## GOAL
Take from the listing each line that has the string "документах".

[Dataset entries]
________________________

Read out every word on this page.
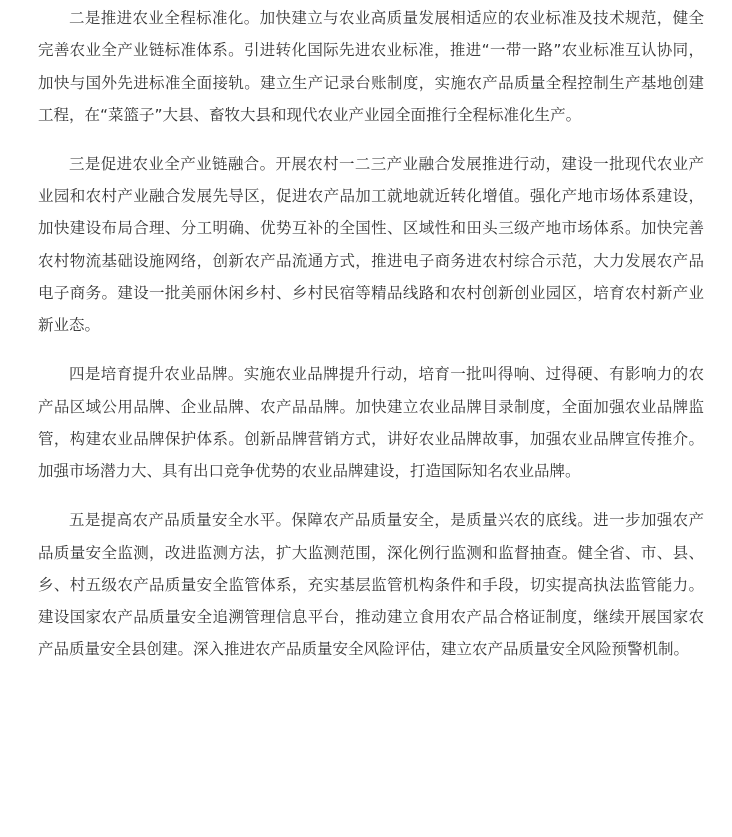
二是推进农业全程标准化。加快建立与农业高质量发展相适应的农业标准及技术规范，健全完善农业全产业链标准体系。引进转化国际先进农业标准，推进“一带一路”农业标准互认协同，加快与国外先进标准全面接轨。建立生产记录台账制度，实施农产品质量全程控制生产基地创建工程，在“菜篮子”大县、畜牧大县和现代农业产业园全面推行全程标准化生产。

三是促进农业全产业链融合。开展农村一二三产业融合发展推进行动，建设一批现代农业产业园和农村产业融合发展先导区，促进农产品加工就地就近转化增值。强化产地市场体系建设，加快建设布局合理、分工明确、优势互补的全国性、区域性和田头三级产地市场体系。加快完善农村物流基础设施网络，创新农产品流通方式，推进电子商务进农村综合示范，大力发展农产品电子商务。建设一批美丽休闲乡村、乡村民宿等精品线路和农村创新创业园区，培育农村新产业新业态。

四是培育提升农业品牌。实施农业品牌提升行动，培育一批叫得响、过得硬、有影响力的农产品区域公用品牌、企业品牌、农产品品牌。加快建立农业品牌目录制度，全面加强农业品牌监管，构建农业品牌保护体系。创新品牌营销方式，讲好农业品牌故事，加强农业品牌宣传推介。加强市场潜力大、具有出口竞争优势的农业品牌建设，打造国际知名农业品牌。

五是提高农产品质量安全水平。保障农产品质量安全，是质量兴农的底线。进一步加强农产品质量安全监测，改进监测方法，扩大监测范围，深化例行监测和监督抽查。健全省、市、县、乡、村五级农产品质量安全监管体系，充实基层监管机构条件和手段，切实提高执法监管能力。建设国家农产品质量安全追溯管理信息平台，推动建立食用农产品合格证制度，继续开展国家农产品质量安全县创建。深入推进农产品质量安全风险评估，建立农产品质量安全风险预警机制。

________________________

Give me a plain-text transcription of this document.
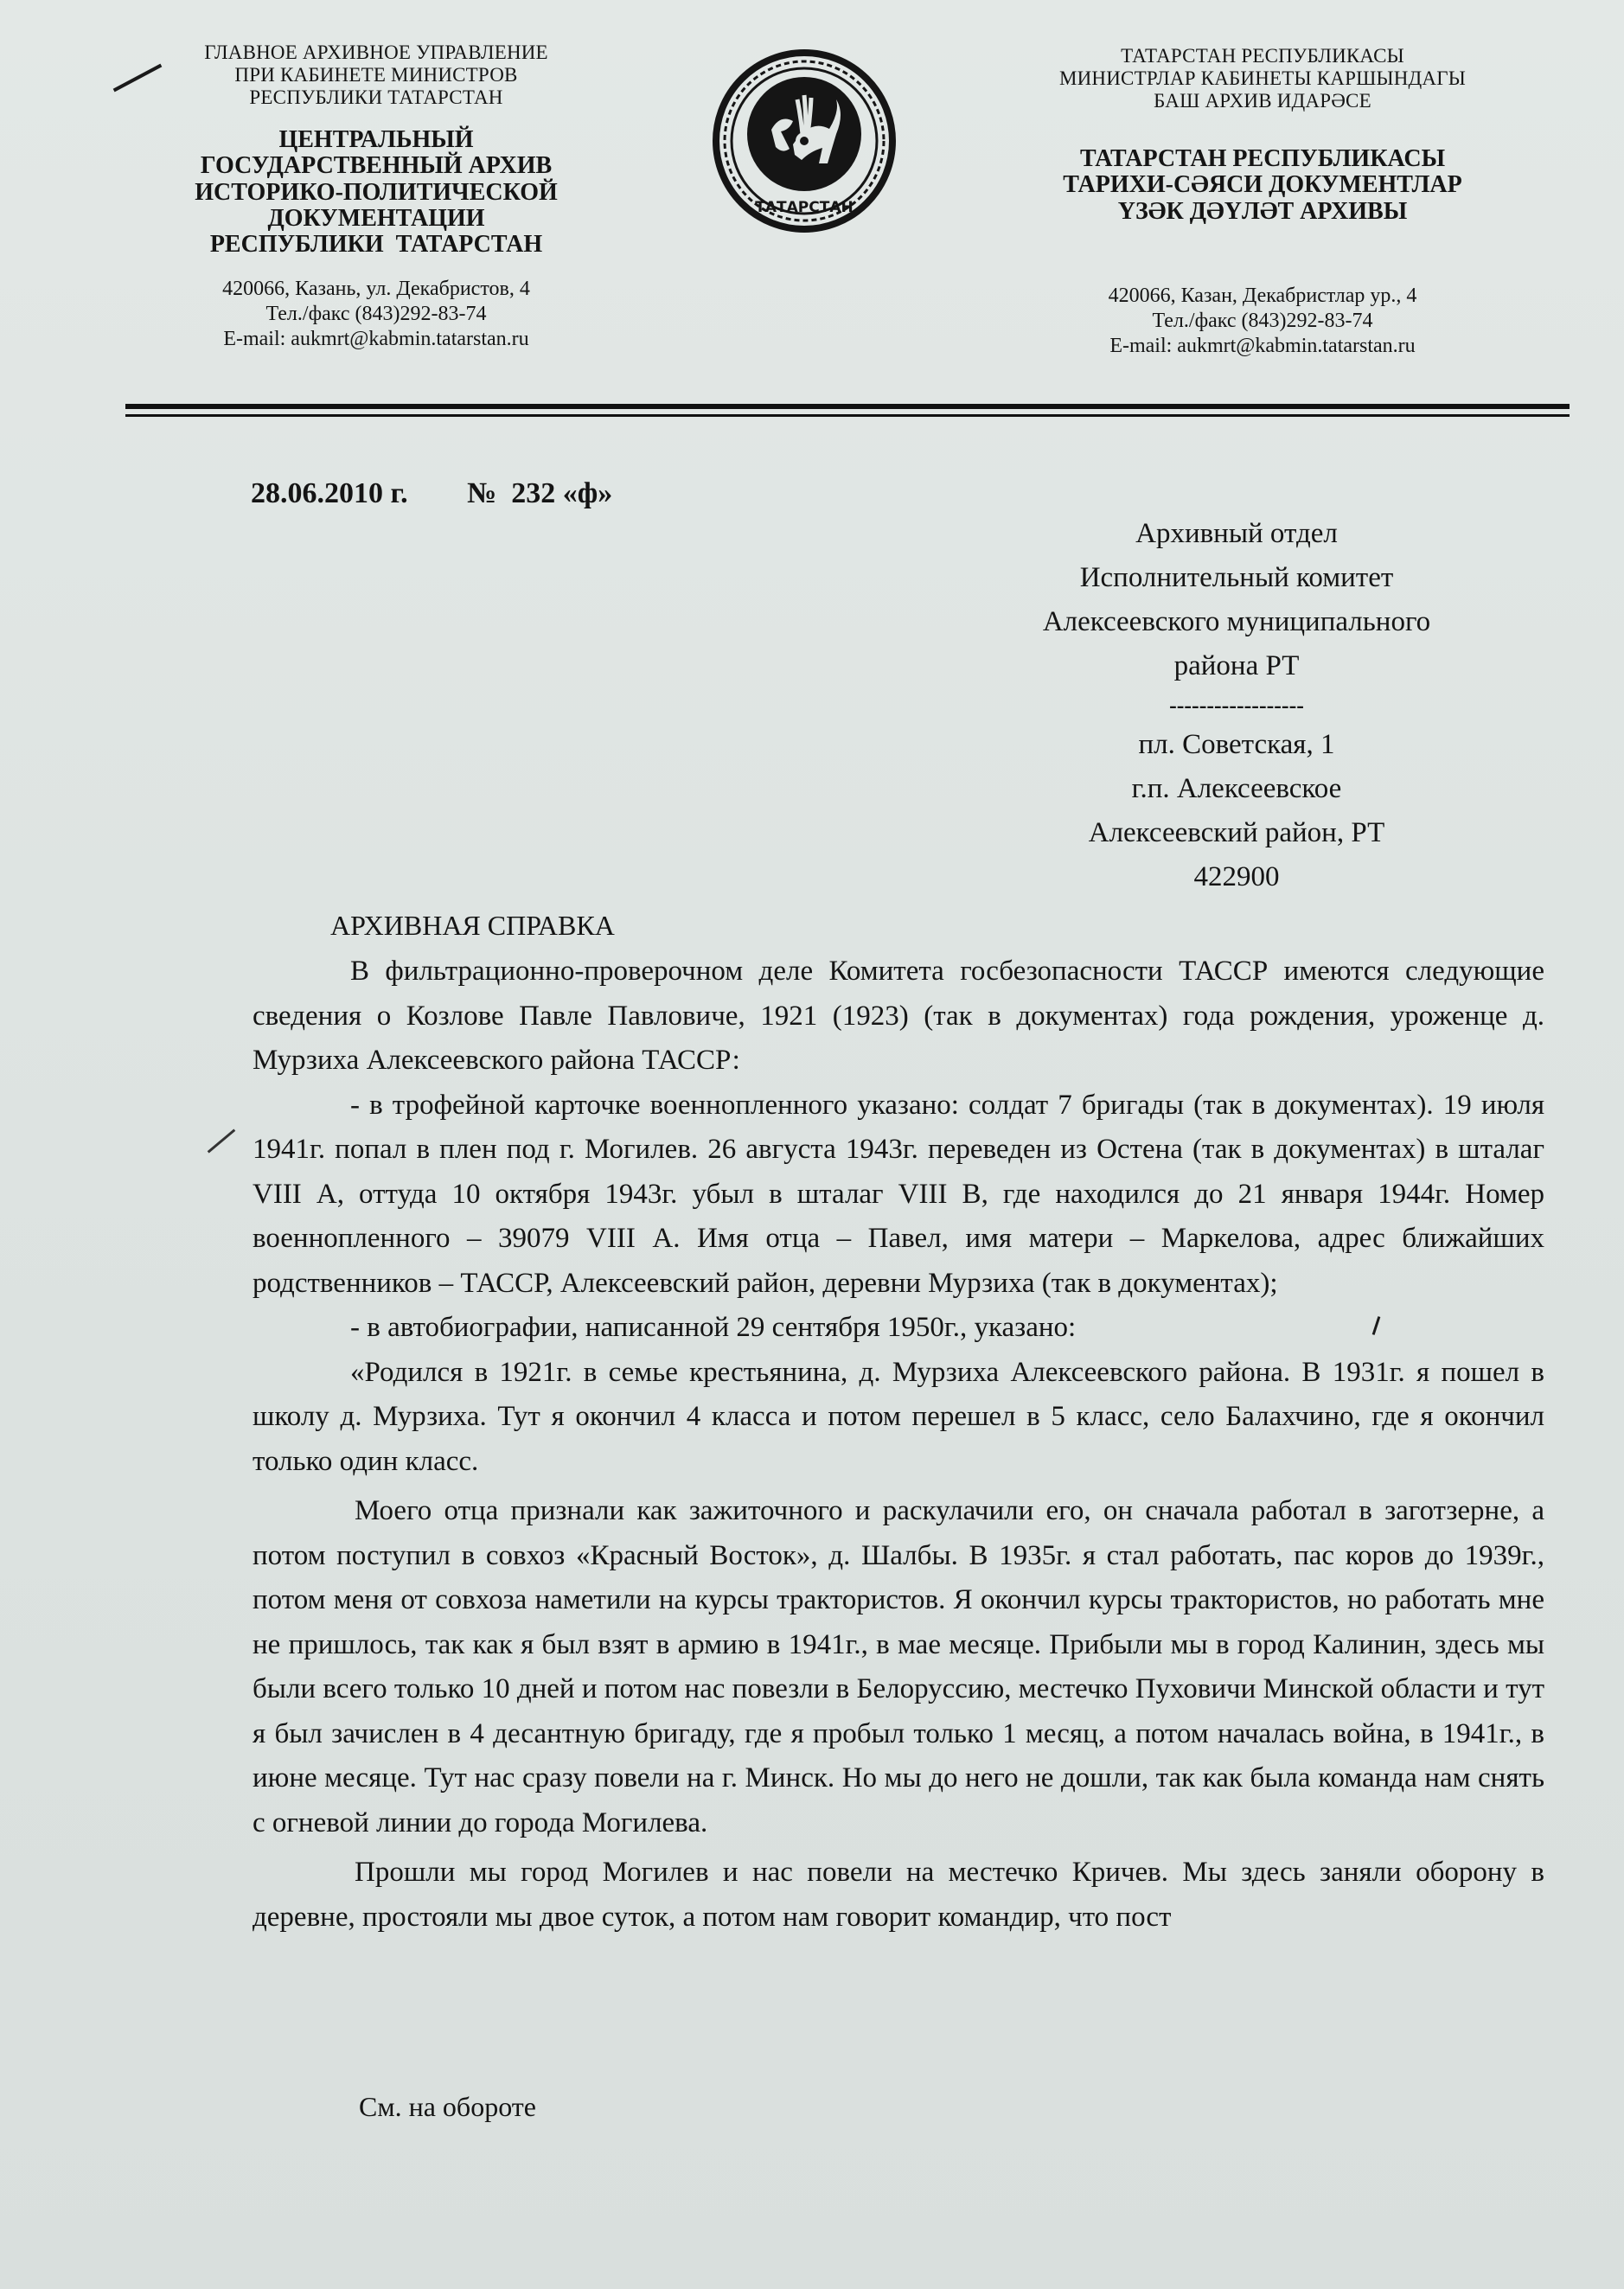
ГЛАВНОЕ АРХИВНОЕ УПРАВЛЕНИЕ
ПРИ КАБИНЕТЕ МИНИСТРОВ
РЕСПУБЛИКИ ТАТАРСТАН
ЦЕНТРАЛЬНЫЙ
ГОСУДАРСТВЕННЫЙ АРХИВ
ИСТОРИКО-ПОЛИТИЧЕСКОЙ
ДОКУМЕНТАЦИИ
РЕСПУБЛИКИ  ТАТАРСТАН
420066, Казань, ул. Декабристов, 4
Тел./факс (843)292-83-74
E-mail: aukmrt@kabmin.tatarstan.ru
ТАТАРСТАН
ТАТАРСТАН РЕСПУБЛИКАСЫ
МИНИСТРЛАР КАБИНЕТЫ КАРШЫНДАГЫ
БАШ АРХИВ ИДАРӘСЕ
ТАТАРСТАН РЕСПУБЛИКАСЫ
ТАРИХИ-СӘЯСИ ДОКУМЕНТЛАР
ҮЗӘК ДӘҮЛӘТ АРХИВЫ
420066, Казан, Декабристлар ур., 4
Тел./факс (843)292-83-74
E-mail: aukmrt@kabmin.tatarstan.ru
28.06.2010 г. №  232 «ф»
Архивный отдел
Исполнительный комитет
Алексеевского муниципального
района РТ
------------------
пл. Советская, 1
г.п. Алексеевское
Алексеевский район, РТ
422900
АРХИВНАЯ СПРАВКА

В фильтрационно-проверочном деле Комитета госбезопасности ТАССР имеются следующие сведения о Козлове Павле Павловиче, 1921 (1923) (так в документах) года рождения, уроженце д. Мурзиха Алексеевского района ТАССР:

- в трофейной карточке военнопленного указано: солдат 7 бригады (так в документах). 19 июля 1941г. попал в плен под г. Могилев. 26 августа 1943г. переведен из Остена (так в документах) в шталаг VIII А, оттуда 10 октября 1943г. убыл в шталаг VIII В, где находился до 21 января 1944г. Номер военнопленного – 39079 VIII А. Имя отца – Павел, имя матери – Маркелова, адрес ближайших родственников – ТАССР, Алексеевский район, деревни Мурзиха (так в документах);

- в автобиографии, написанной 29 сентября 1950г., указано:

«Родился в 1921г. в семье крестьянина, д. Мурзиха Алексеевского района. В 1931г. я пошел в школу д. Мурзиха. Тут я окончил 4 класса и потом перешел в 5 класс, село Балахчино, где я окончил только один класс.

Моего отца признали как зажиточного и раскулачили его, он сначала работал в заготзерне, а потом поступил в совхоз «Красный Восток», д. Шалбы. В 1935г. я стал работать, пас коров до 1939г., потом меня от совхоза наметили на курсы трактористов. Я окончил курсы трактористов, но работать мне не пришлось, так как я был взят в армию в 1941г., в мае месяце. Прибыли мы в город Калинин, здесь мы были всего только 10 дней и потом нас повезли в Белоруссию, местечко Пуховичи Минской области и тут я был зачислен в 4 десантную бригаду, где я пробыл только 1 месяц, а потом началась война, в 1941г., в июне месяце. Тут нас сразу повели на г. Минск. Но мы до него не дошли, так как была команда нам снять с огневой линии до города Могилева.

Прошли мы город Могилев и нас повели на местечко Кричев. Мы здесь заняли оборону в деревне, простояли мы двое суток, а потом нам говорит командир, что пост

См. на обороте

________________________

## EXERCISE RESPONSE
В фильтрационно-проверочном деле Комитета госбезопасности ТАССР имеются следующие сведения о Козлове Павле Павловиче, 1921 (1923) (так в документах) года рождения, уроженце д. Мурзиха Алексеевского района ТАССР:
- в трофейной карточке военнопленного указано: солдат 7 бригады (так в документах). 19 июля 1941г. попал в плен под г. Могилев. 26 августа 1943г. переведен из Остена (так в документах) в шталаг VIII А, оттуда 10 октября 1943г. убыл в шталаг VIII В, где находился до 21 января 1944г. Номер военнопленного – 39079 VIII А. Имя отца – Павел, имя матери – Маркелова, адрес ближайших родственников – ТАССР, Алексеевский район, деревни Мурзиха (так в документах);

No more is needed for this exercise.